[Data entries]

╭──

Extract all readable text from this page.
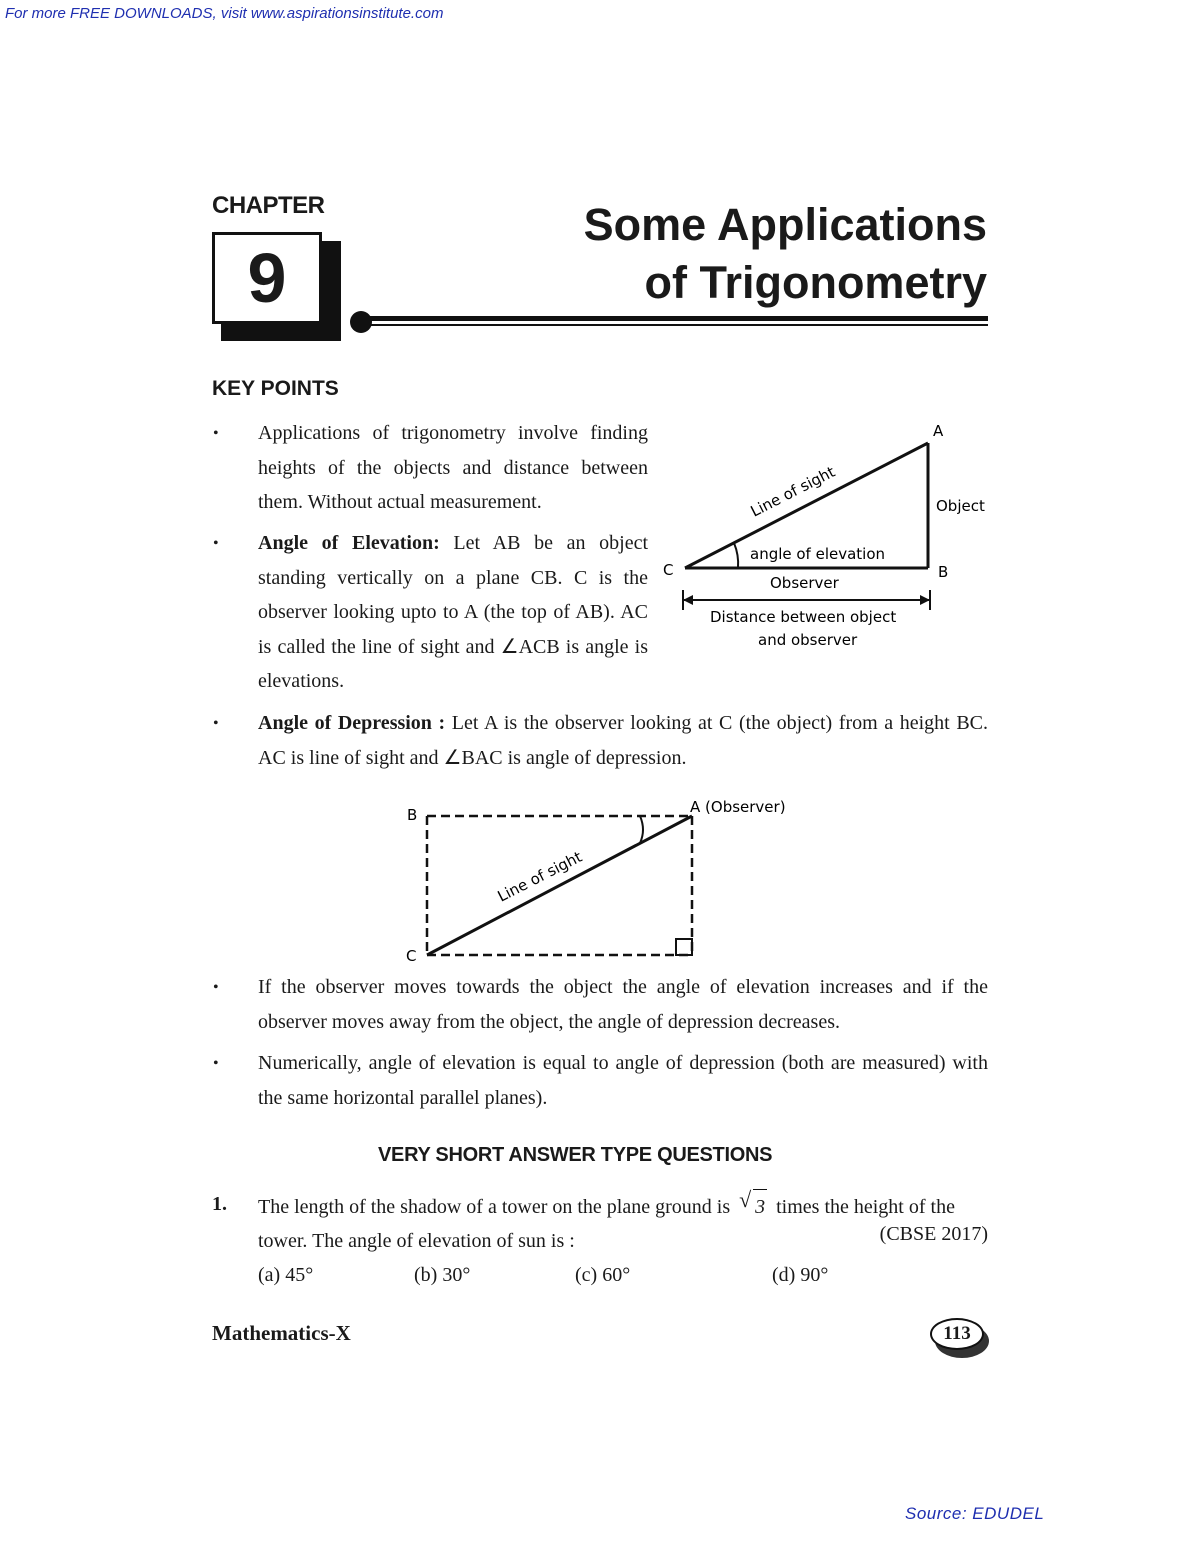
For more FREE DOWNLOADS, visit www.aspirationsinstitute.com
CHAPTER
9
Some Applications
of Trigonometry
KEY POINTS
• Applications of trigonometry involve finding heights of the objects and distance between them. Without actual measurement.
• Angle of Elevation: Let AB be an object standing vertically on a plane CB. C is the observer looking upto to A (the top of AB). AC is called the line of sight and ∠ACB is angle is elevations.
A
B
C
Object
Line of sight
angle of elevation
Observer
Distance between object
and observer
• Angle of Depression : Let A is the observer looking at C (the object) from a height BC. AC is line of sight and ∠BAC is angle of depression.
A (Observer)
B
C
Line of sight
• If the observer moves towards the object the angle of elevation increases and if the observer moves away from the object, the angle of depression decreases.
• Numerically, angle of elevation is equal to angle of depression (both are measured) with the same horizontal parallel planes).
VERY SHORT ANSWER TYPE QUESTIONS
1. The length of the shadow of a tower on the plane ground is √ 3 times the height of the tower. The angle of elevation of sun is :	(CBSE 2017)
(a) 45°	(b) 30°	(c) 60°	(d) 90°
Mathematics-X	113
Source: EDUDEL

╰──

# Exercise prompt:
Omit every picture while copying the listing above exactly.

# Final result:
Extract all readable text from this page.
For more FREE DOWNLOADS, visit www.aspirationsinstitute.com
CHAPTER
9
Some Applications
of Trigonometry
KEY POINTS
• Applications of trigonometry involve finding heights of the objects and distance between them. Without actual measurement.
• Angle of Elevation: Let AB be an object standing vertically on a plane CB. C is the observer looking upto to A (the top of AB). AC is called the line of sight and ∠ACB is angle is elevations.
A
B
C
Object
Line of sight
angle of elevation
Observer
Distance between object
and observer
• Angle of Depression : Let A is the observer looking at C (the object) from a height BC. AC is line of sight and ∠BAC is angle of depression.
A (Observer)
B
C
Line of sight
• If the observer moves towards the object the angle of elevation increases and if the observer moves away from the object, the angle of depression decreases.
• Numerically, angle of elevation is equal to angle of depression (both are measured) with the same horizontal parallel planes).
VERY SHORT ANSWER TYPE QUESTIONS
1. The length of the shadow of a tower on the plane ground is √ 3 times the height of the tower. The angle of elevation of sun is :	(CBSE 2017)
(a) 45°	(b) 30°	(c) 60°	(d) 90°
Mathematics-X	113
Source: EDUDEL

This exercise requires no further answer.